■ **PROBLEM TO SOLVE**:
Reproduce each line exactly. Skip none.

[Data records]
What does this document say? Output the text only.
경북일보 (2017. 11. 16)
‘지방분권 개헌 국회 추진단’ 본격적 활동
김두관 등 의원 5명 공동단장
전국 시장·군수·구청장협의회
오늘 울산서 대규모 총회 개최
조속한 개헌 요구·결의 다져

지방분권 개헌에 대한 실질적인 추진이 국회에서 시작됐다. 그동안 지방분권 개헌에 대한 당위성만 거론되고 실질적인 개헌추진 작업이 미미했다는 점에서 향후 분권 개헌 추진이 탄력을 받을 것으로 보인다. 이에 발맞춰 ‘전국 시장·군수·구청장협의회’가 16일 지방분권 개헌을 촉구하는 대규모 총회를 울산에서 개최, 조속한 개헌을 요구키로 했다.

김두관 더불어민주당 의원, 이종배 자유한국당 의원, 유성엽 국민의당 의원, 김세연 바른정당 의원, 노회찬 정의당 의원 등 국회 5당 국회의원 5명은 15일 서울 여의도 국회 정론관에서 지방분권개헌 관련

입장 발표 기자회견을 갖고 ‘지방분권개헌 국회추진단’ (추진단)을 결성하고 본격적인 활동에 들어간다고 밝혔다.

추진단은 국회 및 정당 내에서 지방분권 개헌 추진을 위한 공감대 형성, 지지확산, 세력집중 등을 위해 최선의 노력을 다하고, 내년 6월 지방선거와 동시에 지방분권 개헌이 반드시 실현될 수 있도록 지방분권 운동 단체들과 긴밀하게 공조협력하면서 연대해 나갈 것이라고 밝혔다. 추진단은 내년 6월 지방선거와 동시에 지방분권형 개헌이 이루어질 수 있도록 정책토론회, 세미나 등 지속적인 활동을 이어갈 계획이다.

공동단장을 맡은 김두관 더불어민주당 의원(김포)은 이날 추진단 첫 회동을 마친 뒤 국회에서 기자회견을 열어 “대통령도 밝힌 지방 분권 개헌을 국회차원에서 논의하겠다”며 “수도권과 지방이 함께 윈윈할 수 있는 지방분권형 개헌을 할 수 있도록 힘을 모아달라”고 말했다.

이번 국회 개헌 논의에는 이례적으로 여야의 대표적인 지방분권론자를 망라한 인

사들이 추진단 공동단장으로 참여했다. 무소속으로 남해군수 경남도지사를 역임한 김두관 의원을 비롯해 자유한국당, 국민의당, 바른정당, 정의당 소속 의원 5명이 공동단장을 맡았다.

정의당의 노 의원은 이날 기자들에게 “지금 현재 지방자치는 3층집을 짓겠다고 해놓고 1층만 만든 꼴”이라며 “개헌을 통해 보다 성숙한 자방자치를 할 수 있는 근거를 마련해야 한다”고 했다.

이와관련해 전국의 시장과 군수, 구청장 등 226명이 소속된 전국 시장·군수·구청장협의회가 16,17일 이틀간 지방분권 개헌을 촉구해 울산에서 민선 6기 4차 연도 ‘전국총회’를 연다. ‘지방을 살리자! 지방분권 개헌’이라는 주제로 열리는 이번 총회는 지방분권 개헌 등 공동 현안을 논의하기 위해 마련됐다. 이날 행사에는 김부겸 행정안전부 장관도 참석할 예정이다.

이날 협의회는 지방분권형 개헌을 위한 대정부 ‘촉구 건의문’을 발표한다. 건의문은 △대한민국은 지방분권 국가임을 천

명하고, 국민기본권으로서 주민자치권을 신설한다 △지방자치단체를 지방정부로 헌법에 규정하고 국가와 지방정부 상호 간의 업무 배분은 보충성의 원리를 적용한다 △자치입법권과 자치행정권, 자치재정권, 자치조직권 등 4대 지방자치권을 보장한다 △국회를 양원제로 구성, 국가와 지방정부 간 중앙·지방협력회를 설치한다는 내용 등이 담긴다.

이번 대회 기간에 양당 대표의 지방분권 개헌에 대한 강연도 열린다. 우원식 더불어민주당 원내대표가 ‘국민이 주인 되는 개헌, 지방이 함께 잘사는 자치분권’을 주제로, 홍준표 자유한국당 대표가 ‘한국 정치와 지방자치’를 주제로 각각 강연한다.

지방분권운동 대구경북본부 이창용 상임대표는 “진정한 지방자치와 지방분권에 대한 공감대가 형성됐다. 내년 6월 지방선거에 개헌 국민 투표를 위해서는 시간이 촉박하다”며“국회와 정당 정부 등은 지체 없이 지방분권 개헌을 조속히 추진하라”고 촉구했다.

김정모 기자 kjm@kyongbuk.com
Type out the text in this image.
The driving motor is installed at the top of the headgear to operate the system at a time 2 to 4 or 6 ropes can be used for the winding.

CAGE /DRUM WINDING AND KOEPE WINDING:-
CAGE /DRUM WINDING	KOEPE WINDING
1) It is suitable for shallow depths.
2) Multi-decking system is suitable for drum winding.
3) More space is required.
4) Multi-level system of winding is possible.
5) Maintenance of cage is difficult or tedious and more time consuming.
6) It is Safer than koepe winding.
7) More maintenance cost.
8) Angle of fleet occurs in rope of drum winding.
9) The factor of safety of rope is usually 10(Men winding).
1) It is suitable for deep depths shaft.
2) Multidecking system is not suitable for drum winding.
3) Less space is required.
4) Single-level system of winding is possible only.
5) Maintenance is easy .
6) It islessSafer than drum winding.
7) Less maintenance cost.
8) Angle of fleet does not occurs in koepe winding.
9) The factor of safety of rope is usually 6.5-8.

■ **TASK RESULT**:
What does this document say? Output the text only.
경북일보 (2017. 11. 16)
‘지방분권 개헌 국회 추진단’ 본격적 활동
김두관 등 의원 5명 공동단장
전국 시장·군수·구청장협의회
오늘 울산서 대규모 총회 개최
조속한 개헌 요구·결의 다져

지방분권 개헌에 대한 실질적인 추진이 국회에서 시작됐다. 그동안 지방분권 개헌에 대한 당위성만 거론되고 실질적인 개헌추진 작업이 미미했다는 점에서 향후 분권 개헌 추진이 탄력을 받을 것으로 보인다. 이에 발맞춰 ‘전국 시장·군수·구청장협의회’가 16일 지방분권 개헌을 촉구하는 대규모 총회를 울산에서 개최, 조속한 개헌을 요구키로 했다.

김두관 더불어민주당 의원, 이종배 자유한국당 의원, 유성엽 국민의당 의원, 김세연 바른정당 의원, 노회찬 정의당 의원 등 국회 5당 국회의원 5명은 15일 서울 여의도 국회 정론관에서 지방분권개헌 관련

입장 발표 기자회견을 갖고 ‘지방분권개헌 국회추진단’ (추진단)을 결성하고 본격적인 활동에 들어간다고 밝혔다.

추진단은 국회 및 정당 내에서 지방분권 개헌 추진을 위한 공감대 형성, 지지확산, 세력집중 등을 위해 최선의 노력을 다하고, 내년 6월 지방선거와 동시에 지방분권 개헌이 반드시 실현될 수 있도록 지방분권 운동 단체들과 긴밀하게 공조협력하면서 연대해 나갈 것이라고 밝혔다. 추진단은 내년 6월 지방선거와 동시에 지방분권형 개헌이 이루어질 수 있도록 정책토론회, 세미나 등 지속적인 활동을 이어갈 계획이다.

공동단장을 맡은 김두관 더불어민주당 의원(김포)은 이날 추진단 첫 회동을 마친 뒤 국회에서 기자회견을 열어 “대통령도 밝힌 지방 분권 개헌을 국회차원에서 논의하겠다”며 “수도권과 지방이 함께 윈윈할 수 있는 지방분권형 개헌을 할 수 있도록 힘을 모아달라”고 말했다.

이번 국회 개헌 논의에는 이례적으로 여야의 대표적인 지방분권론자를 망라한 인

사들이 추진단 공동단장으로 참여했다. 무소속으로 남해군수 경남도지사를 역임한 김두관 의원을 비롯해 자유한국당, 국민의당, 바른정당, 정의당 소속 의원 5명이 공동단장을 맡았다.

정의당의 노 의원은 이날 기자들에게 “지금 현재 지방자치는 3층집을 짓겠다고 해놓고 1층만 만든 꼴”이라며 “개헌을 통해 보다 성숙한 자방자치를 할 수 있는 근거를 마련해야 한다”고 했다.

이와관련해 전국의 시장과 군수, 구청장 등 226명이 소속된 전국 시장·군수·구청장협의회가 16,17일 이틀간 지방분권 개헌을 촉구해 울산에서 민선 6기 4차 연도 ‘전국총회’를 연다. ‘지방을 살리자! 지방분권 개헌’이라는 주제로 열리는 이번 총회는 지방분권 개헌 등 공동 현안을 논의하기 위해 마련됐다. 이날 행사에는 김부겸 행정안전부 장관도 참석할 예정이다.

이날 협의회는 지방분권형 개헌을 위한 대정부 ‘촉구 건의문’을 발표한다. 건의문은 △대한민국은 지방분권 국가임을 천

명하고, 국민기본권으로서 주민자치권을 신설한다 △지방자치단체를 지방정부로 헌법에 규정하고 국가와 지방정부 상호 간의 업무 배분은 보충성의 원리를 적용한다 △자치입법권과 자치행정권, 자치재정권, 자치조직권 등 4대 지방자치권을 보장한다 △국회를 양원제로 구성, 국가와 지방정부 간 중앙·지방협력회를 설치한다는 내용 등이 담긴다.

이번 대회 기간에 양당 대표의 지방분권 개헌에 대한 강연도 열린다. 우원식 더불어민주당 원내대표가 ‘국민이 주인 되는 개헌, 지방이 함께 잘사는 자치분권’을 주제로, 홍준표 자유한국당 대표가 ‘한국 정치와 지방자치’를 주제로 각각 강연한다.

지방분권운동 대구경북본부 이창용 상임대표는 “진정한 지방자치와 지방분권에 대한 공감대가 형성됐다. 내년 6월 지방선거에 개헌 국민 투표를 위해서는 시간이 촉박하다”며“국회와 정당 정부 등은 지체 없이 지방분권 개헌을 조속히 추진하라”고 촉구했다.

김정모 기자 kjm@kyongbuk.com
Type out the text in this image.
The driving motor is installed at the top of the headgear to operate the system at a time 2 to 4 or 6 ropes can be used for the winding.

CAGE /DRUM WINDING AND KOEPE WINDING:-
CAGE /DRUM WINDING	KOEPE WINDING
1) It is suitable for shallow depths.
2) Multi-decking system is suitable for drum winding.
3) More space is required.
4) Multi-level system of winding is possible.
5) Maintenance of cage is difficult or tedious and more time consuming.
6) It is Safer than koepe winding.
7) More maintenance cost.
8) Angle of fleet occurs in rope of drum winding.
9) The factor of safety of rope is usually 10(Men winding).
1) It is suitable for deep depths shaft.
2) Multidecking system is not suitable for drum winding.
3) Less space is required.
4) Single-level system of winding is possible only.
5) Maintenance is easy .
6) It islessSafer than drum winding.
7) Less maintenance cost.
8) Angle of fleet does not occurs in koepe winding.
9) The factor of safety of rope is usually 6.5-8.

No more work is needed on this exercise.